Your task – Read the records below. Copy each line where the string "both" occurs.

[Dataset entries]
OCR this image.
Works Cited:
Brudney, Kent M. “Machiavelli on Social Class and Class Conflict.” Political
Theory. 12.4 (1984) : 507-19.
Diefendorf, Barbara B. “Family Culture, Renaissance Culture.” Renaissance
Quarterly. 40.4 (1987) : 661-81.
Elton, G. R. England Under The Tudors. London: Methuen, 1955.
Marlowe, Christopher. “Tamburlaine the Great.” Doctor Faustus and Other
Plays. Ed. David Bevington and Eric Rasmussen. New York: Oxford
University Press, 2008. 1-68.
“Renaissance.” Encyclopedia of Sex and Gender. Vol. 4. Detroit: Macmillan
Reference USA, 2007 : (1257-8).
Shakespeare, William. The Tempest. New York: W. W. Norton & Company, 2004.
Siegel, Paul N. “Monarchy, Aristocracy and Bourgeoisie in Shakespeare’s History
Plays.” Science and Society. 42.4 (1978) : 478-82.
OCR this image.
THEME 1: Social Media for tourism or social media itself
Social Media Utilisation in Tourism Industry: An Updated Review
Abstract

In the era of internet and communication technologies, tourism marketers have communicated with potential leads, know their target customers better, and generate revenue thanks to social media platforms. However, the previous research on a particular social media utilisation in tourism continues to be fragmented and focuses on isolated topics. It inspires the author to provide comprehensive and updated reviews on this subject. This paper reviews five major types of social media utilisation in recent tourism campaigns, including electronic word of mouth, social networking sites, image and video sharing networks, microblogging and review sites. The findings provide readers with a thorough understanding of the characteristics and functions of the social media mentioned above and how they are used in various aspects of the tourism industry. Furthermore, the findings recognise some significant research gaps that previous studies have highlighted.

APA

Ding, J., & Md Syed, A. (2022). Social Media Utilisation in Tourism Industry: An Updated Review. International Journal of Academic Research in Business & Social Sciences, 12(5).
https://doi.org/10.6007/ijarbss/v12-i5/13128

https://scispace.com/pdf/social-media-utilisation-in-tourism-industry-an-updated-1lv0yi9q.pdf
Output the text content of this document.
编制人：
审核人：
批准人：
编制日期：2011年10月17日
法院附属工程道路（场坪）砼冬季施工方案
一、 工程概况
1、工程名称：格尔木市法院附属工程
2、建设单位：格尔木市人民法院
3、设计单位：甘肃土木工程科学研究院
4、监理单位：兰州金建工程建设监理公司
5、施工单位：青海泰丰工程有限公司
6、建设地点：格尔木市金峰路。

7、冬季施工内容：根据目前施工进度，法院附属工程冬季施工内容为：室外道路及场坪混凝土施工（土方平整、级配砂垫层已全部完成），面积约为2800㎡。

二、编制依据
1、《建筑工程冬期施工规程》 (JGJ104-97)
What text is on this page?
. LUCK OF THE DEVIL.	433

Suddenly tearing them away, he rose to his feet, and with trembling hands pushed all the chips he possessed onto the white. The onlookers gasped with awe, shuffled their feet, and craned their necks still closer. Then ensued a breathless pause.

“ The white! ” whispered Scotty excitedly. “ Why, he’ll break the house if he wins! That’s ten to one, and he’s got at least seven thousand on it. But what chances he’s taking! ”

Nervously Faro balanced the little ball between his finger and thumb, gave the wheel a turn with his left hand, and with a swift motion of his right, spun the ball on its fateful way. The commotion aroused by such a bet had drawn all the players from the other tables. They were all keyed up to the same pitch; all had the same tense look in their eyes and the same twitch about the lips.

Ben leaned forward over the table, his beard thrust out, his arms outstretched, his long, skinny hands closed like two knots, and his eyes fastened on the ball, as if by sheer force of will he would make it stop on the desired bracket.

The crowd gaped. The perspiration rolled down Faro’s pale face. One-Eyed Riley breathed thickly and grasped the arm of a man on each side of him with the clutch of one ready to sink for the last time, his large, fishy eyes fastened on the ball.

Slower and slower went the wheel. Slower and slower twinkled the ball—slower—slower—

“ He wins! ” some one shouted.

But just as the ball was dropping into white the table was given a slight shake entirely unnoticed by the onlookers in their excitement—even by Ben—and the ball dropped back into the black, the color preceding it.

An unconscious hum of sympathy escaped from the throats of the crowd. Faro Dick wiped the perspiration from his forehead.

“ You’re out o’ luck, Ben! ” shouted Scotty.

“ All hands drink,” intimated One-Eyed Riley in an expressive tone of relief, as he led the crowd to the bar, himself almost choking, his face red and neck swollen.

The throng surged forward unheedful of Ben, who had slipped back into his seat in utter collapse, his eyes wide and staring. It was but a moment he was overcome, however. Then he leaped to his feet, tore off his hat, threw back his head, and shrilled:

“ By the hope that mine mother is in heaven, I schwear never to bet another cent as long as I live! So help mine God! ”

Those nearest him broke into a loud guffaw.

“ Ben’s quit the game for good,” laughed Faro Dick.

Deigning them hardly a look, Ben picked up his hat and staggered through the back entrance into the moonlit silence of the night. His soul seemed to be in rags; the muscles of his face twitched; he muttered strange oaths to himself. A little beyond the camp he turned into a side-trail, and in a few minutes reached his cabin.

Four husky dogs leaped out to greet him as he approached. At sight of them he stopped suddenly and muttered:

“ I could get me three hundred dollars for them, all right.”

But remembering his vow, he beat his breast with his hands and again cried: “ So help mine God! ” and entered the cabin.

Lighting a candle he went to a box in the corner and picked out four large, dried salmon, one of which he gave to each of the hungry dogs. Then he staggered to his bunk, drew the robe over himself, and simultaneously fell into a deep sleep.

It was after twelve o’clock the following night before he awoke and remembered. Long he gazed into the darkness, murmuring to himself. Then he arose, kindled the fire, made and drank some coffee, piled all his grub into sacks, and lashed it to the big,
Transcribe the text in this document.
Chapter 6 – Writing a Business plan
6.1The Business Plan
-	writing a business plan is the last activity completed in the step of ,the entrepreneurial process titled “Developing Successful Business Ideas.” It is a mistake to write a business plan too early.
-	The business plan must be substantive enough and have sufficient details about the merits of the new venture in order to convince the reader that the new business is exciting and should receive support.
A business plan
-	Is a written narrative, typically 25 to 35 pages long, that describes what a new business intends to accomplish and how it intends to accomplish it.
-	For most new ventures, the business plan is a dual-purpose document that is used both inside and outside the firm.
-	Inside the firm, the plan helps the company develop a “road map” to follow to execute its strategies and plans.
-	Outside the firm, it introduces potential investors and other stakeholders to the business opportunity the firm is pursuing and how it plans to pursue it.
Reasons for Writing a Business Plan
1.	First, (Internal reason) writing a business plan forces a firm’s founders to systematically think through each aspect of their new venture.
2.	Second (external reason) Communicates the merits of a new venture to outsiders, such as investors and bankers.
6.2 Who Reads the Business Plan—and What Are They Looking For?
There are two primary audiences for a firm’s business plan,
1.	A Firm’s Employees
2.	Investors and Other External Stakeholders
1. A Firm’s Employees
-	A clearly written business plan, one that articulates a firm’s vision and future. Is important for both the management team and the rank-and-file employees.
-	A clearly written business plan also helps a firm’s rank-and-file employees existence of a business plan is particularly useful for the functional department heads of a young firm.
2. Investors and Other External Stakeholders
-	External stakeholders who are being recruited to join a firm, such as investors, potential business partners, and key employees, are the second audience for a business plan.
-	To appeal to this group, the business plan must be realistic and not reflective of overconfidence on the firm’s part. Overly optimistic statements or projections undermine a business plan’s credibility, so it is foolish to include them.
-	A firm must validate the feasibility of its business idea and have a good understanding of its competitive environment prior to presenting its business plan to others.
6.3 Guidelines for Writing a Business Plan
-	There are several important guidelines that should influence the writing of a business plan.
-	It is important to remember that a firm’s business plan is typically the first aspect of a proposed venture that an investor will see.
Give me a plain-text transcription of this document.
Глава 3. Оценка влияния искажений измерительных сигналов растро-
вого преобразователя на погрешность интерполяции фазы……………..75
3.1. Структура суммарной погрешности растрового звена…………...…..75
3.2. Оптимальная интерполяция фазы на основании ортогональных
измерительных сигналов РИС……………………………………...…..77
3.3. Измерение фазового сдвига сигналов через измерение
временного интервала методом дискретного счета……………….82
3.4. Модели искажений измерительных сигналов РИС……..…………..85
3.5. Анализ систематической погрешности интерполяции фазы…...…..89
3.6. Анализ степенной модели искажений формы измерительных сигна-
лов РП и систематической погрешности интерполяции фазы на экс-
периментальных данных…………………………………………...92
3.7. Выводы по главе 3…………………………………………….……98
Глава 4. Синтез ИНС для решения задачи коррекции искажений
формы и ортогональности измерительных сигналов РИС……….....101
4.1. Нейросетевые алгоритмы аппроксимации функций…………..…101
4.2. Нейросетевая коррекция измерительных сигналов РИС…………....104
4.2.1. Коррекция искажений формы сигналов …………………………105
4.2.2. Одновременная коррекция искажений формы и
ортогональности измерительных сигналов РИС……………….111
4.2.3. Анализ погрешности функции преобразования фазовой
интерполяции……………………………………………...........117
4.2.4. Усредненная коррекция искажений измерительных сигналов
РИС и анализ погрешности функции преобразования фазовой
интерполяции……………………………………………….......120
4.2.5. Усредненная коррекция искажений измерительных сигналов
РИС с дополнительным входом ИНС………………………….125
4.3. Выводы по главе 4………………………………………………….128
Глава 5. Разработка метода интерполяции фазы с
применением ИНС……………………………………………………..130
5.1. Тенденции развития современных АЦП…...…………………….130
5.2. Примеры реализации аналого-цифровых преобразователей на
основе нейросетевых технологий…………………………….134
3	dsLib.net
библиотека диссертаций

Reply to the exercise –
-	For most new ventures, the business plan is a dual-purpose document that is used both inside and outside the firm.
-	A clearly written business plan, one that articulates a firm’s vision and future. Is important for both the management team and the rank-and-file employees.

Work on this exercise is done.